Separate out the lines that hold "plain".

-------- RECORDS FOR THIS TASK

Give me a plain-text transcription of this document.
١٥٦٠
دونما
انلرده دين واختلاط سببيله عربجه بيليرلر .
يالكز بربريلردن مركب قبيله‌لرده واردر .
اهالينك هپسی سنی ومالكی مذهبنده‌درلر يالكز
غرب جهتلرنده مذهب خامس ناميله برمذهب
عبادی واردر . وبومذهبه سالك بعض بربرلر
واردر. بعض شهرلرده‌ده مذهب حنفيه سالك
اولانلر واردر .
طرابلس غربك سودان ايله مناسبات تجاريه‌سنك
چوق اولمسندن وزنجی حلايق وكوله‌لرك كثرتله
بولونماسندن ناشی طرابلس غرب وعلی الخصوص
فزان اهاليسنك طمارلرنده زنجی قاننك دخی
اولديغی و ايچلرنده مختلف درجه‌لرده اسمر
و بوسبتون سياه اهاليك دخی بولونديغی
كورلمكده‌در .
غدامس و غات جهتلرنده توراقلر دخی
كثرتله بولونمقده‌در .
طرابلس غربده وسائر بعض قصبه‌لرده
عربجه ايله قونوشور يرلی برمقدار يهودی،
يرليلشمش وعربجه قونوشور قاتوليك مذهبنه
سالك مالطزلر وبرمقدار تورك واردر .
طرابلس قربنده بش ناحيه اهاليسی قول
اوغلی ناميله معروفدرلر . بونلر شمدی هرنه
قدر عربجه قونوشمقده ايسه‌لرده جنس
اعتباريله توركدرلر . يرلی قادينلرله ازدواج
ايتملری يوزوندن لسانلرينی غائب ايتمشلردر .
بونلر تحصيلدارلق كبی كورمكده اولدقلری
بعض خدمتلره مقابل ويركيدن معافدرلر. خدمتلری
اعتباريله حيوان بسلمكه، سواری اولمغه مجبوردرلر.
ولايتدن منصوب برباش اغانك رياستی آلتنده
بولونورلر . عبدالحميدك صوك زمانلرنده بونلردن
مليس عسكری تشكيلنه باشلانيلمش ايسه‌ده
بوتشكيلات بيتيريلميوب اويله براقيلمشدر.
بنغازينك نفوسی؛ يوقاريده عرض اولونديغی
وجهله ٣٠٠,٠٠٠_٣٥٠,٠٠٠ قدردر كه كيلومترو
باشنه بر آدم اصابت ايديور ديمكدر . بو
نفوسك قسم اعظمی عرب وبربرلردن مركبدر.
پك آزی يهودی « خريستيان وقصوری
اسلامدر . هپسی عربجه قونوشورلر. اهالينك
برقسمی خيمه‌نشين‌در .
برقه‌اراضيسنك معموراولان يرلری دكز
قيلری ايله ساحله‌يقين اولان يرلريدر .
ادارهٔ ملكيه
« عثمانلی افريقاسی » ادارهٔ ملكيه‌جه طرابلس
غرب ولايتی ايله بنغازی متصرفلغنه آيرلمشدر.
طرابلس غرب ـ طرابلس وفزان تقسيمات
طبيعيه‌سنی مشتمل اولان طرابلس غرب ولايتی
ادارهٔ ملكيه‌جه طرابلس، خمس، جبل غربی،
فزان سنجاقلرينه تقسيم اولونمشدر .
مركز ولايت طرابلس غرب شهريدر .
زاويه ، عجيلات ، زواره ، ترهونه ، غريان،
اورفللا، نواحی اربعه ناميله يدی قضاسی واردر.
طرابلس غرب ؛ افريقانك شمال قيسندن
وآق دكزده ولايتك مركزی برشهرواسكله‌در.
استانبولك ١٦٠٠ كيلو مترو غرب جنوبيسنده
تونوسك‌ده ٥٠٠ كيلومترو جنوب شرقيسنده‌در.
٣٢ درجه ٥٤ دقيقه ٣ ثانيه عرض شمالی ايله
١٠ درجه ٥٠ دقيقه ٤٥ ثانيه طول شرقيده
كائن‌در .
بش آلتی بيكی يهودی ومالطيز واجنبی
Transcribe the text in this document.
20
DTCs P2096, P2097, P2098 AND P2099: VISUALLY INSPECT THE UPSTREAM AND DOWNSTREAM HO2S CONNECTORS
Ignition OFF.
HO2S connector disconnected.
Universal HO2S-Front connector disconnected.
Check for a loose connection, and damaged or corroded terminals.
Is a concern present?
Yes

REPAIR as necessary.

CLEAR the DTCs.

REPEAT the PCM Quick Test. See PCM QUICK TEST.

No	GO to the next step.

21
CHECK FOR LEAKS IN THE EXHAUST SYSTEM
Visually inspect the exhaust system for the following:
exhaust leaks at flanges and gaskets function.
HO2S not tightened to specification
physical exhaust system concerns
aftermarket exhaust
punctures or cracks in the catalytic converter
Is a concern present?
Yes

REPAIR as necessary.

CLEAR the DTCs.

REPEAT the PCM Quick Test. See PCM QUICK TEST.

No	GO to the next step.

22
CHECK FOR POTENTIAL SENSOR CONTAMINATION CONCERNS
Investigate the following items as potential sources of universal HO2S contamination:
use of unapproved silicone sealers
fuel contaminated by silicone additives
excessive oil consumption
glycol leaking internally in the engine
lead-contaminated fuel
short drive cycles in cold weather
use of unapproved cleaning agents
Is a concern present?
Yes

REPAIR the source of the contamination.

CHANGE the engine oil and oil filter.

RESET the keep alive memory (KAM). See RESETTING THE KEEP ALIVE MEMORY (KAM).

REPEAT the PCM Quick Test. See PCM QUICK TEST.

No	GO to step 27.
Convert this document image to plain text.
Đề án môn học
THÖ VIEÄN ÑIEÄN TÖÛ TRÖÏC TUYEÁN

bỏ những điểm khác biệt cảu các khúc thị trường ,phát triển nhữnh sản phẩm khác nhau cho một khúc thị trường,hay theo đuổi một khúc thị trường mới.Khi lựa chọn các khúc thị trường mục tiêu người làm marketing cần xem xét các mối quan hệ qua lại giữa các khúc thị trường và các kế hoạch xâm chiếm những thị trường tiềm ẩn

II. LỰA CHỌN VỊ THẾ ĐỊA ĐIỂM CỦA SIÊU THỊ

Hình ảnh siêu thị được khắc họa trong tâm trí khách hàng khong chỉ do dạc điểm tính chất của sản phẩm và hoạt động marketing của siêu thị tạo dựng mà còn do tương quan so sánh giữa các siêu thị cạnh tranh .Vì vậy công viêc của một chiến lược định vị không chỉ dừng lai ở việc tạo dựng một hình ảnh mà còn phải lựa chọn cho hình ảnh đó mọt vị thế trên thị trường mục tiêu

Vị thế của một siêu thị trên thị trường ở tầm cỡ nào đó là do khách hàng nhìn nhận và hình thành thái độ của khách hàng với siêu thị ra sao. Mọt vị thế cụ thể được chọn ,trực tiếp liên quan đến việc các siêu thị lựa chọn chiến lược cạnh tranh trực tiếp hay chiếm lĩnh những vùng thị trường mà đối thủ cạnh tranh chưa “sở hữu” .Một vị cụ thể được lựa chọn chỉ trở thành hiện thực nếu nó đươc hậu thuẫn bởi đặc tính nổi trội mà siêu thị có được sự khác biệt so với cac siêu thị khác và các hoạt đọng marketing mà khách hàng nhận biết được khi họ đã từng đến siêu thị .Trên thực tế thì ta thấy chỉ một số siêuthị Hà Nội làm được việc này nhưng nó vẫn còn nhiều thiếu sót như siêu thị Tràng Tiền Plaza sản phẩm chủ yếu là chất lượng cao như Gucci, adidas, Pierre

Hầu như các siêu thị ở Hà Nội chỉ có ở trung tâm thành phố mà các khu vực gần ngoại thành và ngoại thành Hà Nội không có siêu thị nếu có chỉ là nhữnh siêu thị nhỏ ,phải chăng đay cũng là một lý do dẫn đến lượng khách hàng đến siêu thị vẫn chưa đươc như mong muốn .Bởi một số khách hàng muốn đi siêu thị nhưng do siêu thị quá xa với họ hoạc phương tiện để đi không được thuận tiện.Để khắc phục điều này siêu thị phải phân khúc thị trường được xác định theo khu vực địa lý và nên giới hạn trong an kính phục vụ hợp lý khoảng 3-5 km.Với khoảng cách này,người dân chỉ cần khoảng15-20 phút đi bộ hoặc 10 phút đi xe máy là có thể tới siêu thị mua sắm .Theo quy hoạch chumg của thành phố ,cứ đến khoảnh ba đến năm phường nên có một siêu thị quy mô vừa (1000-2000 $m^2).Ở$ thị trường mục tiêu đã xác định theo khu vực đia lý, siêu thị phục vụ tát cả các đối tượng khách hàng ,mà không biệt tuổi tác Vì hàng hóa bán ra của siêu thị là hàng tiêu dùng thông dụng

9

----------------

→ **RESPONSE**:
Give me a plain-text transcription of this document.
Convert this document image to plain text.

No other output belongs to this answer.